> _What is being asked_:
Collect each line holding the string "subtitle".

======== Provided data ========

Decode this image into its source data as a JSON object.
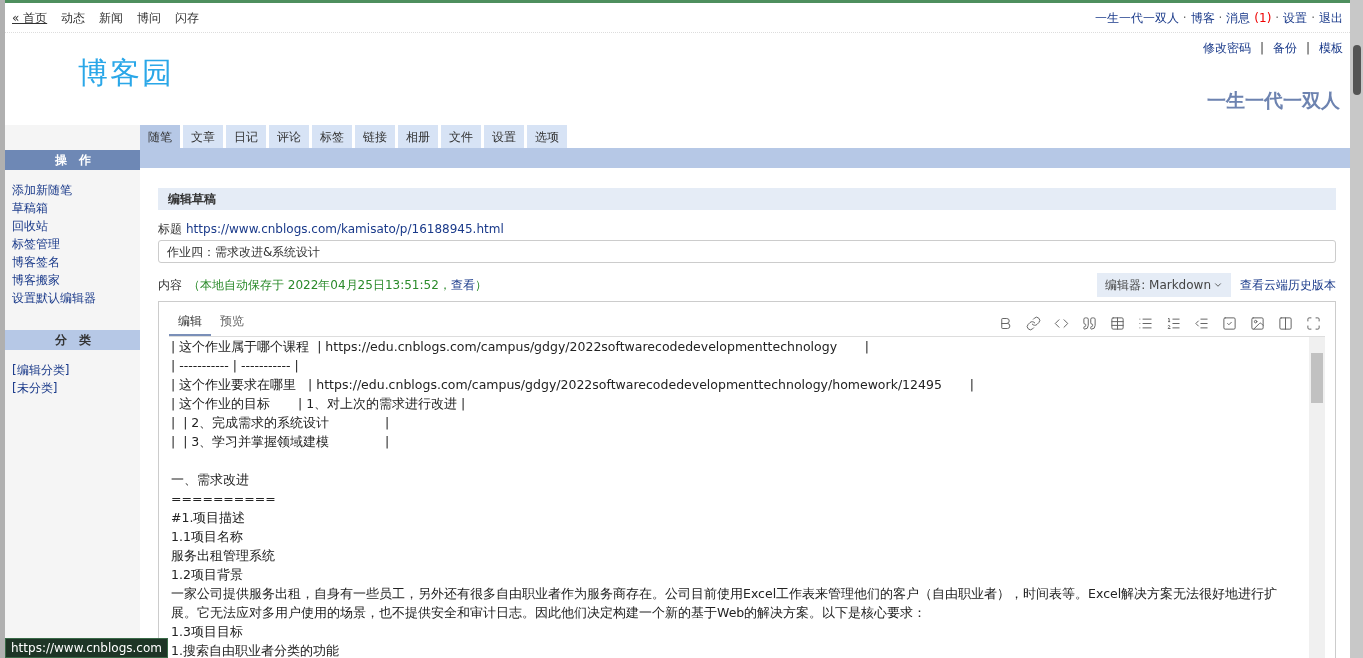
{
  "top_nav": {
    "left": [
      {
        "label": "« 首页",
        "underlined": true
      },
      {
        "label": "动态",
        "underlined": false
      },
      {
        "label": "新闻",
        "underlined": false
      },
      {
        "label": "博问",
        "underlined": false
      },
      {
        "label": "闪存",
        "underlined": false
      }
    ],
    "right": [
      {
        "label": "一生一代一双人"
      },
      {
        "label": "博客"
      },
      {
        "label": "消息",
        "count": "(1)"
      },
      {
        "label": "设置"
      },
      {
        "label": "退出"
      }
    ],
    "separator": "·"
  },
  "header": {
    "logo": "博客园",
    "links": [
      "修改密码",
      "备份",
      "模板"
    ],
    "link_separator": "|",
    "blog_title": "一生一代一双人"
  },
  "tabs": [
    {
      "label": "随笔",
      "selected": true
    },
    {
      "label": "文章",
      "selected": false
    },
    {
      "label": "日记",
      "selected": false
    },
    {
      "label": "评论",
      "selected": false
    },
    {
      "label": "标签",
      "selected": false
    },
    {
      "label": "链接",
      "selected": false
    },
    {
      "label": "相册",
      "selected": false
    },
    {
      "label": "文件",
      "selected": false
    },
    {
      "label": "设置",
      "selected": false
    },
    {
      "label": "选项",
      "selected": false
    }
  ],
  "sidebar": {
    "sections": [
      {
        "title": "操　作",
        "kind": "dark",
        "items": [
          "添加新随笔",
          "草稿箱",
          "回收站",
          "标签管理",
          "博客签名",
          "博客搬家",
          "设置默认编辑器"
        ]
      },
      {
        "title": "分　类",
        "kind": "light",
        "items": [
          "[编辑分类]",
          "[未分类]"
        ]
      }
    ]
  },
  "editor_page": {
    "heading": "编辑草稿",
    "title_label": "标题",
    "title_url": "https://www.cnblogs.com/kamisato/p/16188945.html",
    "title_value": "作业四：需求改进&系统设计",
    "content_label": "内容",
    "autosave": "（本地自动保存于 2022年04月25日13:51:52，",
    "autosave_link": "查看",
    "autosave_end": "）",
    "editor_select": "编辑器: Markdown",
    "history_link": "查看云端历史版本",
    "editor_tabs": [
      {
        "label": "编辑",
        "selected": true
      },
      {
        "label": "预览",
        "selected": false
      }
    ],
    "lines": [
      {
        "kind": "text",
        "text": "| 这个作业属于哪个课程  | https://edu.cnblogs.com/campus/gdgy/2022softwarecodedevelopmenttechnology       |"
      },
      {
        "kind": "text",
        "text": "| ----------- | ----------- |"
      },
      {
        "kind": "text",
        "text": "| 这个作业要求在哪里   | https://edu.cnblogs.com/campus/gdgy/2022softwarecodedevelopmenttechnology/homework/12495       |"
      },
      {
        "kind": "text",
        "text": "| 这个作业的目标       | 1、对上次的需求进行改进 |"
      },
      {
        "kind": "text",
        "text": "|  | 2、完成需求的系统设计              |"
      },
      {
        "kind": "text",
        "text": "|  | 3、学习并掌握领域建模              |"
      },
      {
        "kind": "blank"
      },
      {
        "kind": "text",
        "text": "一、需求改进"
      },
      {
        "kind": "text",
        "text": "=========="
      },
      {
        "kind": "text",
        "text": "#1.项目描述"
      },
      {
        "kind": "text",
        "text": "1.1项目名称"
      },
      {
        "kind": "text",
        "text": "服务出租管理系统"
      },
      {
        "kind": "text",
        "text": "1.2项目背景"
      },
      {
        "kind": "text",
        "text": "一家公司提供服务出租，自身有一些员工，另外还有很多自由职业者作为服务商存在。公司目前使用Excel工作表来管理他们的客户（自由职业者），时间表等。Excel解决方案无法很好地进行扩展。它无法应对多用户使用的场景，也不提供安全和审计日志。因此他们决定构建一个新的基于Web的解决方案。以下是核心要求："
      },
      {
        "kind": "text",
        "text": "1.3项目目标"
      },
      {
        "kind": "text",
        "text": "1.搜索自由职业者分类的功能"
      }
    ]
  },
  "status_link": "https://www.cnblogs.com"
}
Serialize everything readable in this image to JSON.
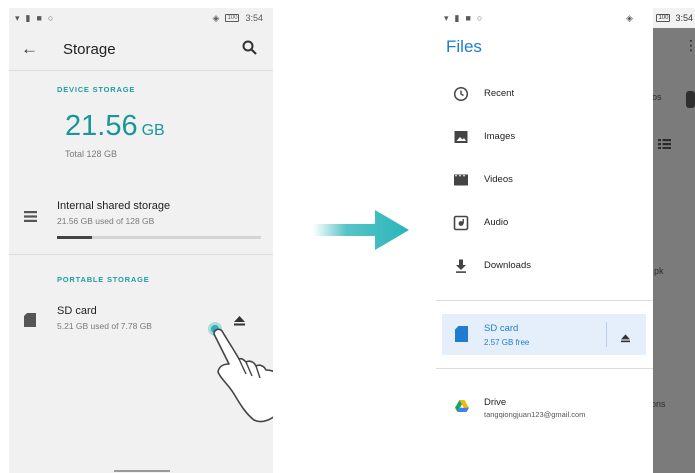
{
  "left_screen": {
    "statusbar": {
      "icons": [
        "wifi-icon",
        "sim-icon",
        "lock-icon",
        "shield-icon"
      ],
      "vibrate": "vibrate-icon",
      "battery": "battery-icon",
      "battery_text": "100",
      "time": "3:54"
    },
    "appbar": {
      "title": "Storage",
      "back": "arrow-left-icon",
      "search": "search-icon"
    },
    "device_storage": {
      "section_label": "DEVICE STORAGE",
      "used_value": "21.56",
      "used_unit": "GB",
      "total": "Total 128 GB",
      "items": [
        {
          "icon": "list-icon",
          "title": "Internal shared storage",
          "subtitle": "21.56 GB used of 128 GB",
          "progress": 0.17
        }
      ]
    },
    "portable_storage": {
      "section_label": "PORTABLE STORAGE",
      "items": [
        {
          "icon": "sd-card-icon",
          "title": "SD card",
          "subtitle": "5.21 GB used of 7.78 GB",
          "action_icon": "eject-icon"
        }
      ]
    }
  },
  "right_screen": {
    "statusbar": {
      "icons": [
        "wifi-icon",
        "sim-icon",
        "lock-icon",
        "shield-icon"
      ],
      "vibrate": "vibrate-icon",
      "battery": "battery-icon",
      "battery_text": "100",
      "time": "3:54"
    },
    "drawer": {
      "title": "Files",
      "items": [
        {
          "icon": "clock-icon",
          "label": "Recent"
        },
        {
          "icon": "image-icon",
          "label": "Images"
        },
        {
          "icon": "video-icon",
          "label": "Videos"
        },
        {
          "icon": "audio-icon",
          "label": "Audio"
        },
        {
          "icon": "download-icon",
          "label": "Downloads"
        }
      ],
      "sd_card": {
        "icon": "sd-card-icon",
        "label": "SD card",
        "sub": "2.57 GB free",
        "action_icon": "eject-icon"
      },
      "drive": {
        "icon": "google-drive-icon",
        "label": "Drive",
        "account": "tangqiongjuan123@gmail.com"
      }
    },
    "background_fragments": [
      "os",
      "pk",
      "ons"
    ]
  },
  "colors": {
    "teal": "#1f9ea0",
    "blue": "#1f7ccf",
    "scrim": "#7b7b7b",
    "arrow": "#2bb5b9"
  }
}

========

> _Output of the task_:
          "subtitle": "21.56 GB used of 128 GB",
          "subtitle": "5.21 GB used of 7.78 GB",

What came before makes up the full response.